Given instruction
From the listing below, return each line that includes "text".
....
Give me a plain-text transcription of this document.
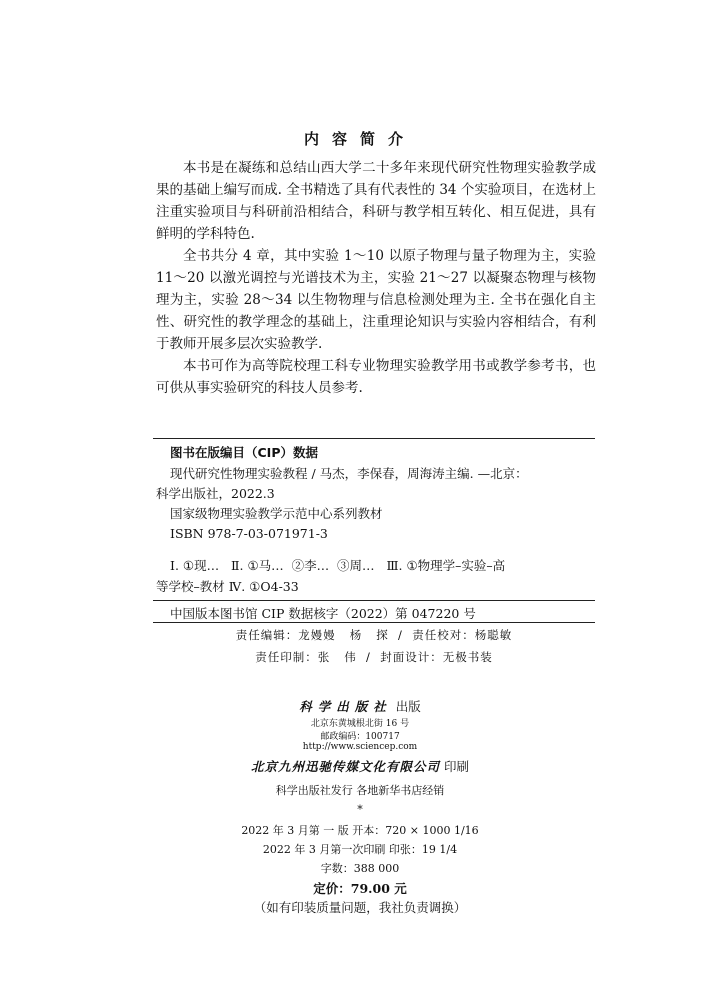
内容简介

本书是在凝练和总结山西大学二十多年来现代研究性物理实验教学成果的基础上编写而成. 全书精选了具有代表性的 34 个实验项目，在选材上注重实验项目与科研前沿相结合，科研与教学相互转化、相互促进，具有鲜明的学科特色.

全书共分 4 章，其中实验 1～10 以原子物理与量子物理为主，实验 11～20 以激光调控与光谱技术为主，实验 21～27 以凝聚态物理与核物理为主，实验 28～34 以生物物理与信息检测处理为主. 全书在强化自主性、研究性的教学理念的基础上，注重理论知识与实验内容相结合，有利于教师开展多层次实验教学.

本书可作为高等院校理工科专业物理实验教学用书或教学参考书，也可供从事实验研究的科技人员参考.

图书在版编目（CIP）数据
现代研究性物理实验教程 / 马杰，李保春，周海涛主编. —北京：
科学出版社，2022.3
国家级物理实验教学示范中心系列教材
ISBN 978-7-03-071971-3
Ⅰ. ①现…   Ⅱ. ①马…  ②李…  ③周…   Ⅲ. ①物理学–实验–高
等学校–教材 Ⅳ. ①O4-33
中国版本图书馆 CIP 数据核字（2022）第 047220 号
责任编辑：龙嫚嫚   杨   探  /  责任校对：杨聪敏
责任印制：张   伟  /  封面设计：无极书装
科学出版社 出版
北京东黄城根北街 16 号
邮政编码：100717
http://www.sciencep.com
北京九州迅驰传媒文化有限公司 印刷
科学出版社发行 各地新华书店经销
*
2022 年 3 月第 一 版 开本：720 × 1000 1/16
2022 年 3 月第一次印刷 印张：19 1/4
字数：388 000
定价：79.00 元
（如有印装质量问题，我社负责调换）
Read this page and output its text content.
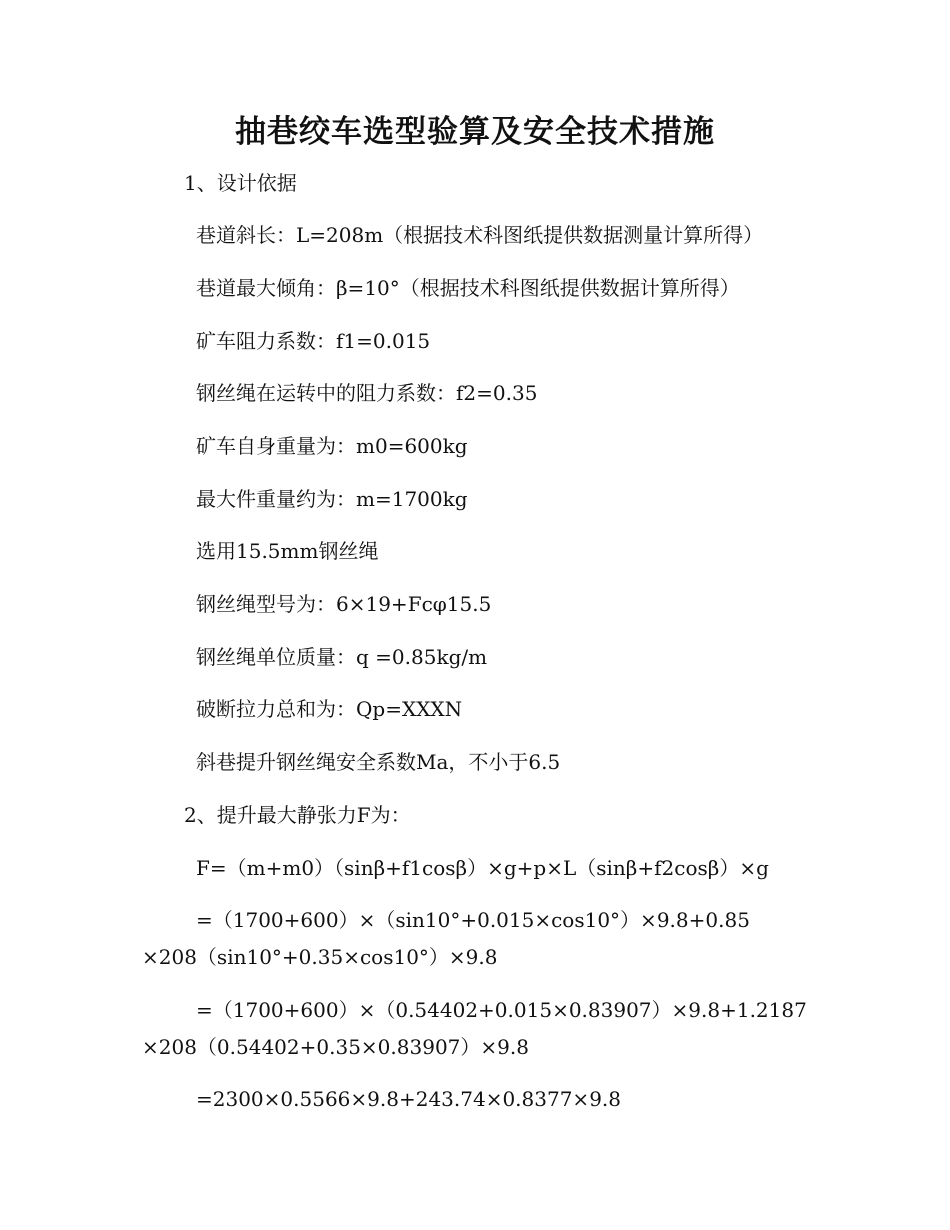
抽巷绞车选型验算及安全技术措施
1、设计依据
巷道斜长：L=208m（根据技术科图纸提供数据测量计算所得）
巷道最大倾角：β=10°（根据技术科图纸提供数据计算所得）
矿车阻力系数：f1=0.015
钢丝绳在运转中的阻力系数：f2=0.35
矿车自身重量为：m0=600kg
最大件重量约为：m=1700kg
选用15.5mm钢丝绳
钢丝绳型号为：6×19+Fcφ15.5
钢丝绳单位质量：q =0.85kg/m
破断拉力总和为：Qp=XXXN
斜巷提升钢丝绳安全系数Ma，不小于6.5
2、提升最大静张力F为：
F=（m+m0）（sinβ+f1cosβ）×g+p×L（sinβ+f2cosβ）×g
=（1700+600）×（sin10°+0.015×cos10°）×9.8+0.85
×208（sin10°+0.35×cos10°）×9.8
=（1700+600）×（0.54402+0.015×0.83907）×9.8+1.2187
×208（0.54402+0.35×0.83907）×9.8
=2300×0.5566×9.8+243.74×0.8377×9.8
....
Answer in full
Give me a plain-text transcription of this document.
Read this page and output its text content.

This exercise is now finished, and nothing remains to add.